--- Supplied data ---
-=-=-

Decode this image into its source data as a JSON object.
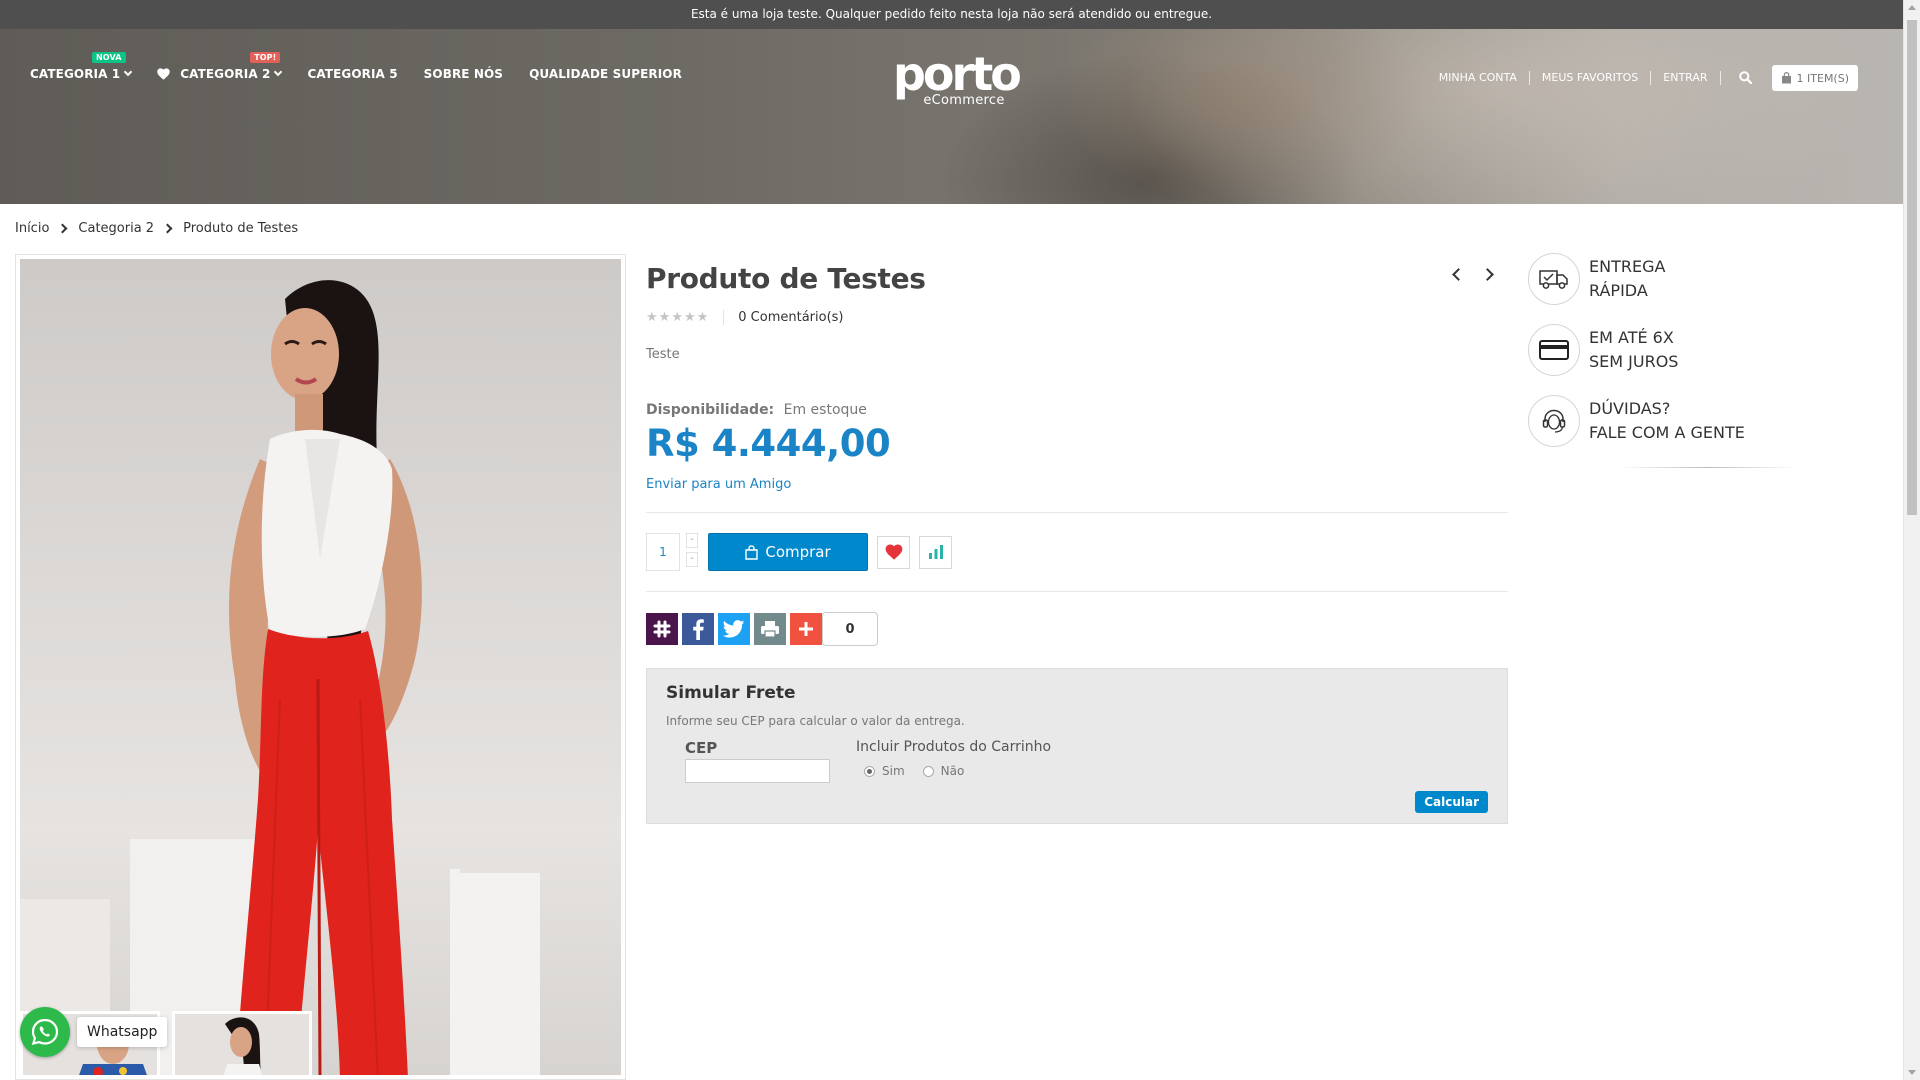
{
  "notice": "Esta é uma loja teste. Qualquer pedido feito nesta loja não será atendido ou entregue.",
  "nav": {
    "items": [
      {
        "label": "CATEGORIA 1",
        "badge": "NOVA"
      },
      {
        "label": "CATEGORIA 2",
        "badge": "TOP!"
      },
      {
        "label": "CATEGORIA 5"
      },
      {
        "label": "SOBRE NÓS"
      },
      {
        "label": "QUALIDADE SUPERIOR"
      }
    ]
  },
  "logo": {
    "main": "porto",
    "sub": "eCommerce"
  },
  "top_links": {
    "account": "MINHA CONTA",
    "favorites": "MEUS FAVORITOS",
    "login": "ENTRAR",
    "cart": "1 ITEM(S)"
  },
  "breadcrumb": [
    "Início",
    "Categoria 2",
    "Produto de Testes"
  ],
  "product": {
    "title": "Produto de Testes",
    "rating": 0,
    "comments": "0 Comentário(s)",
    "short_description": "Teste",
    "availability_label": "Disponibilidade:",
    "availability_value": "Em estoque",
    "price": "R$ 4.444,00",
    "send_friend": "Enviar para um Amigo",
    "quantity": "1",
    "qty_minus": "-",
    "qty_plus": "-",
    "buy_label": "Comprar",
    "share_count": "0"
  },
  "freight": {
    "title": "Simular Frete",
    "description": "Informe seu CEP para calcular o valor da entrega.",
    "cep_label": "CEP",
    "cep_value": "",
    "include_label": "Incluir Produtos do Carrinho",
    "option_yes": "Sim",
    "option_no": "Não",
    "selected": "Sim",
    "calc_label": "Calcular"
  },
  "side_info": [
    {
      "icon": "truck-icon",
      "text": "ENTREGA\nRÁPIDA"
    },
    {
      "icon": "credit-card-icon",
      "text": "EM ATÉ 6X\nSEM JUROS"
    },
    {
      "icon": "headset-icon",
      "text": "DÚVIDAS?\nFALE COM A GENTE"
    }
  ],
  "whatsapp": {
    "label": "Whatsapp"
  },
  "colors": {
    "accent": "#0088cc",
    "price": "#1b84c6",
    "badge_new": "#0cc485",
    "badge_top": "#e36159",
    "slack": "#4a154b",
    "facebook": "#3b5998",
    "twitter": "#1da1f2",
    "print": "#738a8d",
    "more": "#f0523f",
    "whatsapp": "#2dba4a"
  }
}
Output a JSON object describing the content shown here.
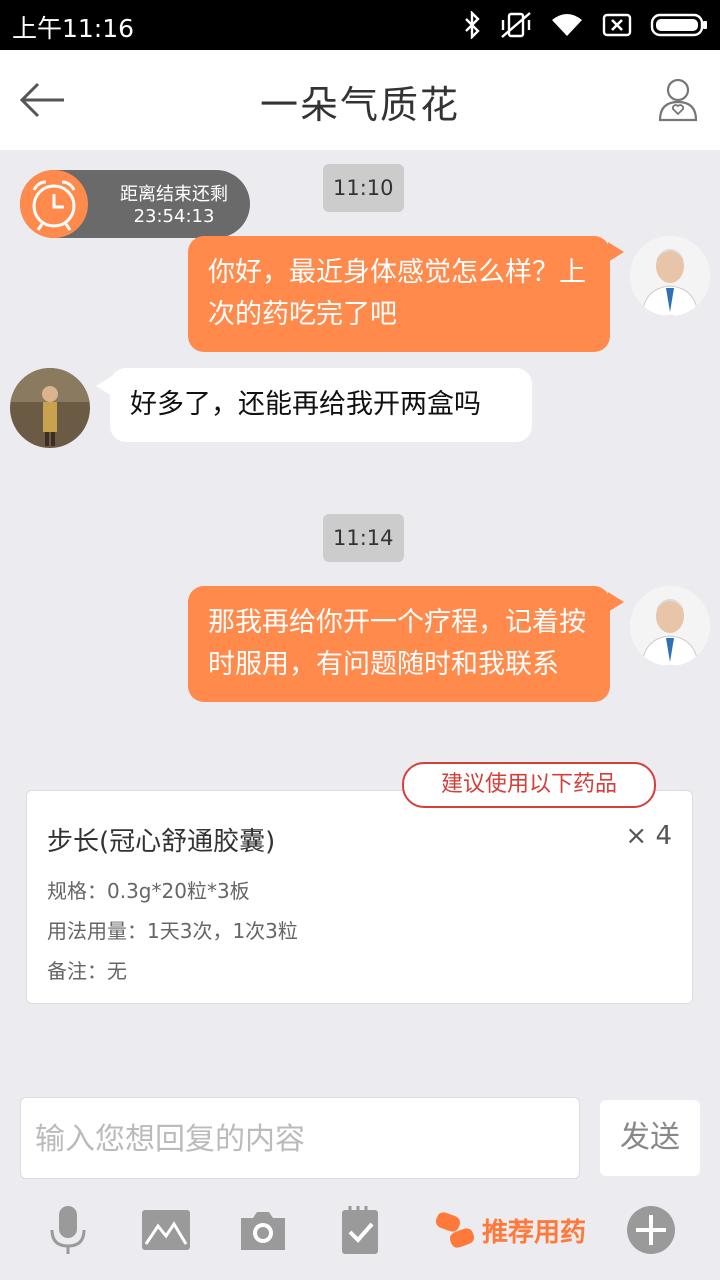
{
  "status_bar": {
    "time": "上午11:16"
  },
  "header": {
    "title": "一朵气质花"
  },
  "countdown": {
    "label": "距离结束还剩",
    "value": "23:54:13"
  },
  "messages": [
    {
      "type": "time",
      "text": "11:10"
    },
    {
      "type": "outgoing",
      "text": "你好，最近身体感觉怎么样？上次的药吃完了吧"
    },
    {
      "type": "incoming",
      "text": "好多了，还能再给我开两盒吗"
    },
    {
      "type": "time",
      "text": "11:14"
    },
    {
      "type": "outgoing",
      "text": "那我再给你开一个疗程，记着按时服用，有问题随时和我联系"
    }
  ],
  "recommendation": {
    "badge": "建议使用以下药品",
    "drug_name": "步长(冠心舒通胶囊)",
    "quantity": "×  4",
    "spec": "规格：0.3g*20粒*3板",
    "dosage": "用法用量：1天3次，1次3粒",
    "note": "备注：无"
  },
  "composer": {
    "placeholder": "输入您想回复的内容",
    "send_label": "发送"
  },
  "toolbar": {
    "recommend_label": "推荐用药"
  },
  "colors": {
    "accent": "#ff8a4b",
    "badge_red": "#d43f3a",
    "icon_gray": "#9a9a9a"
  }
}
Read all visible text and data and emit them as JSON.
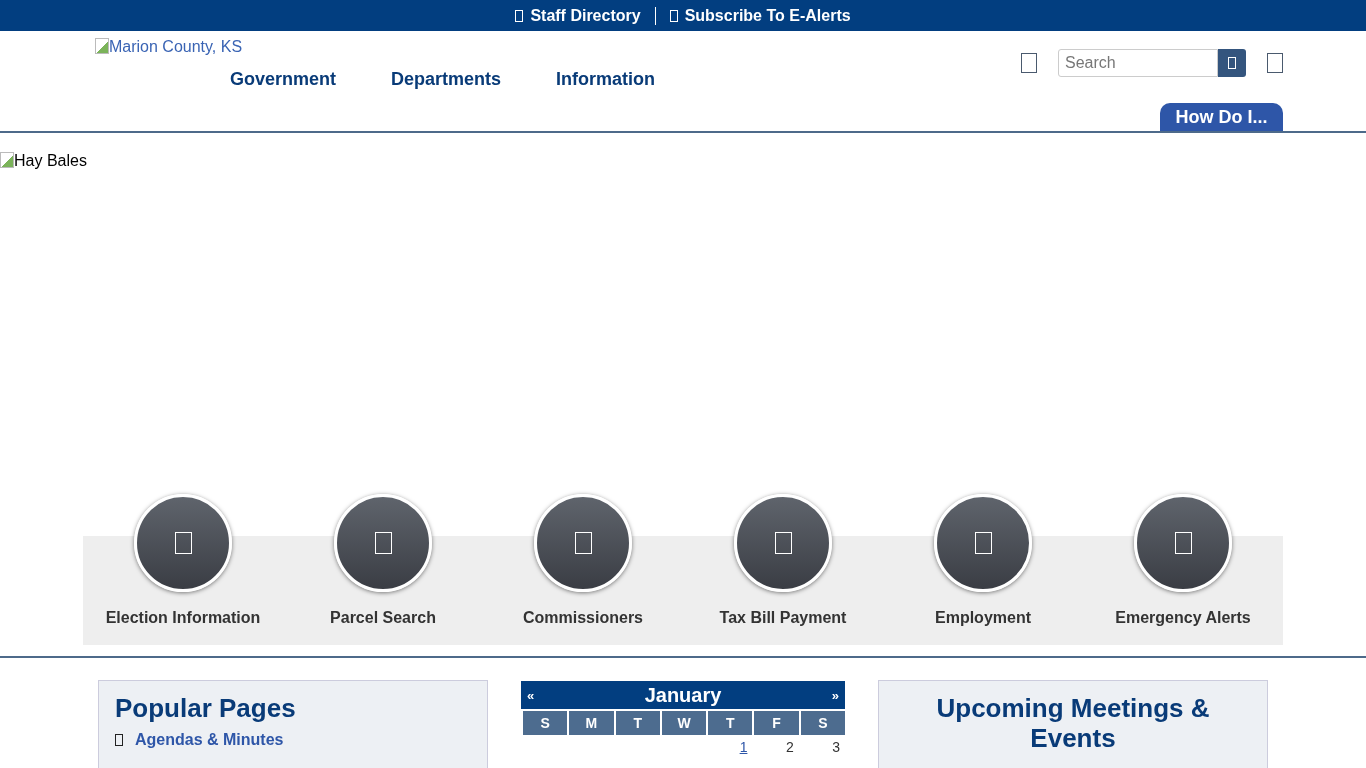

-=-=-

--- Given instruction ---
Without the pictures, print the records in full, exactly as they appear.

--- Exercise output ---
Decode this image into its source data as a JSON object.
{
  "notice": "Esta é uma loja teste. Qualquer pedido feito nesta loja não será atendido ou entregue.",
  "nav": {
    "items": [
      {
        "label": "CATEGORIA 1",
        "badge": "NOVA"
      },
      {
        "label": "CATEGORIA 2",
        "badge": "TOP!"
      },
      {
        "label": "CATEGORIA 5"
      },
      {
        "label": "SOBRE NÓS"
      },
      {
        "label": "QUALIDADE SUPERIOR"
      }
    ]
  },
  "logo": {
    "main": "porto",
    "sub": "eCommerce"
  },
  "top_links": {
    "account": "MINHA CONTA",
    "favorites": "MEUS FAVORITOS",
    "login": "ENTRAR",
    "cart": "1 ITEM(S)"
  },
  "breadcrumb": [
    "Início",
    "Categoria 2",
    "Produto de Testes"
  ],
  "product": {
    "title": "Produto de Testes",
    "rating": 0,
    "comments": "0 Comentário(s)",
    "short_description": "Teste",
    "availability_label": "Disponibilidade:",
    "availability_value": "Em estoque",
    "price": "R$ 4.444,00",
    "send_friend": "Enviar para um Amigo",
    "quantity": "1",
    "qty_minus": "-",
    "qty_plus": "-",
    "buy_label": "Comprar",
    "share_count": "0"
  },
  "freight": {
    "title": "Simular Frete",
    "description": "Informe seu CEP para calcular o valor da entrega.",
    "cep_label": "CEP",
    "cep_value": "",
    "include_label": "Incluir Produtos do Carrinho",
    "option_yes": "Sim",
    "option_no": "Não",
    "selected": "Sim",
    "calc_label": "Calcular"
  },
  "side_info": [
    {
      "icon": "truck-icon",
      "text": "ENTREGA\nRÁPIDA"
    },
    {
      "icon": "credit-card-icon",
      "text": "EM ATÉ 6X\nSEM JUROS"
    },
    {
      "icon": "headset-icon",
      "text": "DÚVIDAS?\nFALE COM A GENTE"
    }
  ],
  "whatsapp": {
    "label": "Whatsapp"
  },
  "colors": {
    "accent": "#0088cc",
    "price": "#1b84c6",
    "badge_new": "#0cc485",
    "badge_top": "#e36159",
    "slack": "#4a154b",
    "facebook": "#3b5998",
    "twitter": "#1da1f2",
    "print": "#738a8d",
    "more": "#f0523f",
    "whatsapp": "#2dba4a"
  }
}
Output a JSON object describing the content shown here.
{
  "status_bar": {
    "time": "上午11:16"
  },
  "header": {
    "title": "一朵气质花"
  },
  "countdown": {
    "label": "距离结束还剩",
    "value": "23:54:13"
  },
  "messages": [
    {
      "type": "time",
      "text": "11:10"
    },
    {
      "type": "outgoing",
      "text": "你好，最近身体感觉怎么样？上次的药吃完了吧"
    },
    {
      "type": "incoming",
      "text": "好多了，还能再给我开两盒吗"
    },
    {
      "type": "time",
      "text": "11:14"
    },
    {
      "type": "outgoing",
      "text": "那我再给你开一个疗程，记着按时服用，有问题随时和我联系"
    }
  ],
  "recommendation": {
    "badge": "建议使用以下药品",
    "drug_name": "步长(冠心舒通胶囊)",
    "quantity": "×  4",
    "spec": "规格：0.3g*20粒*3板",
    "dosage": "用法用量：1天3次，1次3粒",
    "note": "备注：无"
  },
  "composer": {
    "placeholder": "输入您想回复的内容",
    "send_label": "发送"
  },
  "toolbar": {
    "recommend_label": "推荐用药"
  },
  "colors": {
    "accent": "#ff8a4b",
    "badge_red": "#d43f3a",
    "icon_gray": "#9a9a9a"
  }
}
Read all visible text and data and emit them as JSON.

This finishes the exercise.